Prompt:
Quote the part of the commentary on Hun Sen below starting with "Thus, how hypocritical" and going on through "deafening . . .".

Excerpt provided:
--------
Thus, how hypocritical of him to have chided Mr Abhisit Vejjajiva
on the impropriety of the strong preying upon the weak when he himself in his
long political life and career had hardly missed a single opportunity to
literally steamroll his political opponents; reject the democratic mandate of
the electorate by shooting down and exiling off the election winners; and by
having gone as far as terrorising the population through random assassinations
and grenade attacks against defenceless men, women and children? Done and
dusted? Look forward and move on instead of living in the past? Try telling
that to the victims' relatives, and besides, what kind of future do we have to
look forward to when none of the culprits have ever been brought to justice?
The silence is deafening . . .
With regard to Mr Hun Sen's persistent reference to one mysterious
"bald-headed independent analyst", it befits no one, let alone the
leader of a country before the attention of global media at this recent
regional summit, to make such vulgar remark, and even if it had been meant as a
joke it would have been made in the poorest taste possible. The fact that a
person is ‘bald-headed’ has no bearing whatsoever on his mental or intellectual
ability or judgement, just as being physically blind in one eye or both is no
indication of one's ability to ‘see’ and grasp things beyond one's physical
disabilities. Further, if the poor "bald-headed analyst" in question
had addressed or responded in kind by referring to Mr Hun Sen publicly in similarly
derogatory fashion, or had threatened to "close the doors to beat the
dog" on him [Hun Sen], his [the analyst's] life would have been in imminent
jeopardy.
The embarrassment that Mr Hun Sen has thus brought to bear upon
himself and his country has been rightly noted; that instead of focusing on the
burning or simmering issues at hand such as the tension over the South China
Sea quarrel and economic development and co-operation within ASEAN, he appeared
to use much of the by-summit press conference dwelling upon domestic matters
and notoriously venting his frustration against domestic critics of his
handling of China-ASEAN dispute [or at least, the dispute between China and
those ASEAN members with claims over parts of the South China Sea]. But the
extent and scope of this embarrassment really goes further, touching - and to a
varying extent - implicating everyone involved [including China, the US, ASEAN,
Vietnam, and the UN] who over the past three decades have seen it fit to accept
his presence in their respective folds and even justified and encouraged that
presence through uninterrupted annual aid flows and loans which he has
cunningly exploited not only to strengthen that presence as an indispensible
link in their stratagems, but also to further consolidate his domestic political
control at home vis a vis the Cambodian people who had made their feelings to
the world known through the only [relatively] “free and fair election” held
under UN supervision in 1993. Thus, to paraphrase the title of a “Buffalax” or “misheard”
Vietnamese video pop song: “Will they hire high fool?” the inescapable
and logical conclusion is that “They already have hired him” and,
they deserve every bit of embarrassment he is now causing them!
--------
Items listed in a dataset
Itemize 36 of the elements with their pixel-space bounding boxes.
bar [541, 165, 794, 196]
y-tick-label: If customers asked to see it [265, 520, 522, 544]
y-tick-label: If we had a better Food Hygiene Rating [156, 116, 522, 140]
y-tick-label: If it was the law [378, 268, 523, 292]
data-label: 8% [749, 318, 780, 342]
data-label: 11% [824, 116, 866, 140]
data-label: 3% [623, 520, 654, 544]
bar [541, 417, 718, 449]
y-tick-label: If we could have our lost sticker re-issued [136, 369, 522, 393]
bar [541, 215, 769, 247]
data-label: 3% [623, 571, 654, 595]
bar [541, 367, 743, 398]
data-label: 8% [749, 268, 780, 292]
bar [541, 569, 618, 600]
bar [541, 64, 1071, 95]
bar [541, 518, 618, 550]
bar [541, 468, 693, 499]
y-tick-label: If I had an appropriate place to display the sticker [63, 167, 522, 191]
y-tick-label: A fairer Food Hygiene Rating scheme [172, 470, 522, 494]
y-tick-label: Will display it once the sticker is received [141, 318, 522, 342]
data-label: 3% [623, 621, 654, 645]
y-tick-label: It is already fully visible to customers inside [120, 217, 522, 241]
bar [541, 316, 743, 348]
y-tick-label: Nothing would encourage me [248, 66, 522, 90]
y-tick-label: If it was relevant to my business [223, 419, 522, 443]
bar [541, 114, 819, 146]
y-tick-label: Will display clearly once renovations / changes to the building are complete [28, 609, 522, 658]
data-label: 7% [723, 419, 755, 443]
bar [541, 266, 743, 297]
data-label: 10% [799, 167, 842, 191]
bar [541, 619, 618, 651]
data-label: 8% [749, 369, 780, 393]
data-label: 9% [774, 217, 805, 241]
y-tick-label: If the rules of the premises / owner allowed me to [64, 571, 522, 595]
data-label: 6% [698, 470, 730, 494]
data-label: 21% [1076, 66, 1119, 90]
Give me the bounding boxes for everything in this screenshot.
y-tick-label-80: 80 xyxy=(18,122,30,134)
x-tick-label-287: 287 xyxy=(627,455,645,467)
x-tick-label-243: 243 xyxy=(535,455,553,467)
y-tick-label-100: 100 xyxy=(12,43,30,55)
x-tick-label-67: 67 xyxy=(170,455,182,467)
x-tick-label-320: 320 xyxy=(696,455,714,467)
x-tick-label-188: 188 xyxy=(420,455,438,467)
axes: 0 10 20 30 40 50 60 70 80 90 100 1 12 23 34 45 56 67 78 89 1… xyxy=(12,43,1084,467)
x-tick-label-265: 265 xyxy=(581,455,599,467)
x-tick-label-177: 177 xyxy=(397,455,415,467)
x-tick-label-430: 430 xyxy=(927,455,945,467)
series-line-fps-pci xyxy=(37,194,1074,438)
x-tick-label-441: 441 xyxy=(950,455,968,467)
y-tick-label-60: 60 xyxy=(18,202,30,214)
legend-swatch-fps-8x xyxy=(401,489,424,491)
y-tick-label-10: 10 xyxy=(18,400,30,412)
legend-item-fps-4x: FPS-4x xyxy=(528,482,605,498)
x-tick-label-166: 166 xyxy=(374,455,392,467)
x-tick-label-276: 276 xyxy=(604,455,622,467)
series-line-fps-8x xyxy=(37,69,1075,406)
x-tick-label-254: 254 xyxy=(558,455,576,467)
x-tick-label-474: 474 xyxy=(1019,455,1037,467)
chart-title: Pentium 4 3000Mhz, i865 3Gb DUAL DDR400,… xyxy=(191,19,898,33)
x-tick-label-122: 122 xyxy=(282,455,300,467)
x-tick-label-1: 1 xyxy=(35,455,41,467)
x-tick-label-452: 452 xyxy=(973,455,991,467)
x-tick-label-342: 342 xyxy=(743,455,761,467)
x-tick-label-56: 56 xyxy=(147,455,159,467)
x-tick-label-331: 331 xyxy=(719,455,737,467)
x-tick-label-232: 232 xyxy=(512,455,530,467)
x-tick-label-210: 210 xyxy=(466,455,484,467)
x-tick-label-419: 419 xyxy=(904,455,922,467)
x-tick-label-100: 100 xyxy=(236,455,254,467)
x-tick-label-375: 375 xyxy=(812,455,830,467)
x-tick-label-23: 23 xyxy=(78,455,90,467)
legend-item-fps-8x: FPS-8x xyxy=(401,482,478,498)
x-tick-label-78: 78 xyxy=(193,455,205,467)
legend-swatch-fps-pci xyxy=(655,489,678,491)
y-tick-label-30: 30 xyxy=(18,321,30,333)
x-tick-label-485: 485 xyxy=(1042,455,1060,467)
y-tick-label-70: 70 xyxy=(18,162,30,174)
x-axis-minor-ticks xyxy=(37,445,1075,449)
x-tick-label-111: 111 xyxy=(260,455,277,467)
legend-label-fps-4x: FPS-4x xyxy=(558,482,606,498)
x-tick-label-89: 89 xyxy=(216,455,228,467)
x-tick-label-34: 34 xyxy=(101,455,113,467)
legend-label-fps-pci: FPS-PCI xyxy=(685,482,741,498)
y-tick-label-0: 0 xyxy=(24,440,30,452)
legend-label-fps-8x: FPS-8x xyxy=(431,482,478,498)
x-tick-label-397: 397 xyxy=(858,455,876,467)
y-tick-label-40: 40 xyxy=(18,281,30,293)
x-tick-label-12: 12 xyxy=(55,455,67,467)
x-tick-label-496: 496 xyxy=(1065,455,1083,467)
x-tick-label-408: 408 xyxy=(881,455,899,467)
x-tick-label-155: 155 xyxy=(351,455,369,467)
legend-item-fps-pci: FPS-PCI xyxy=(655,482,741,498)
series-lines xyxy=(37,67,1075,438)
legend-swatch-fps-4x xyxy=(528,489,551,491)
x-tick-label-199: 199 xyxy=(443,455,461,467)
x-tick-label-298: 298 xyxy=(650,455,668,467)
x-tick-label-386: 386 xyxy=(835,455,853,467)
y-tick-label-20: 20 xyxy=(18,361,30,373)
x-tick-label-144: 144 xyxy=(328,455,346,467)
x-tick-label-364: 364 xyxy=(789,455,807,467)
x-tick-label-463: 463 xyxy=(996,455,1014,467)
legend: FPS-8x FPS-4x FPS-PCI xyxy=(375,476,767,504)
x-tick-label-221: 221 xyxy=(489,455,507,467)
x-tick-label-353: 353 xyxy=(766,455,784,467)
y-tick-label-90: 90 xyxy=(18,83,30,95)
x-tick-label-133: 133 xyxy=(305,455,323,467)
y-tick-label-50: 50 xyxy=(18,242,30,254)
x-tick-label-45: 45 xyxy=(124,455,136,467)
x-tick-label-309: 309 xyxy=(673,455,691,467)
--------
Answer section:
Thus, how hypocritical of him to have chided Mr Abhisit Vejjajiva
on the impropriety of the strong preying upon the weak when he himself in his
long political life and career had hardly missed a single opportunity to
literally steamroll his political opponents; reject the democratic mandate of
the electorate by shooting down and exiling off the election winners; and by
having gone as far as terrorising the population through random assassinations
and grenade attacks against defenceless men, women and children? Done and
dusted? Look forward and move on instead of living in the past? Try telling
that to the victims' relatives, and besides, what kind of future do we have to
look forward to when none of the culprits have ever been brought to justice?
The silence is deafening . . .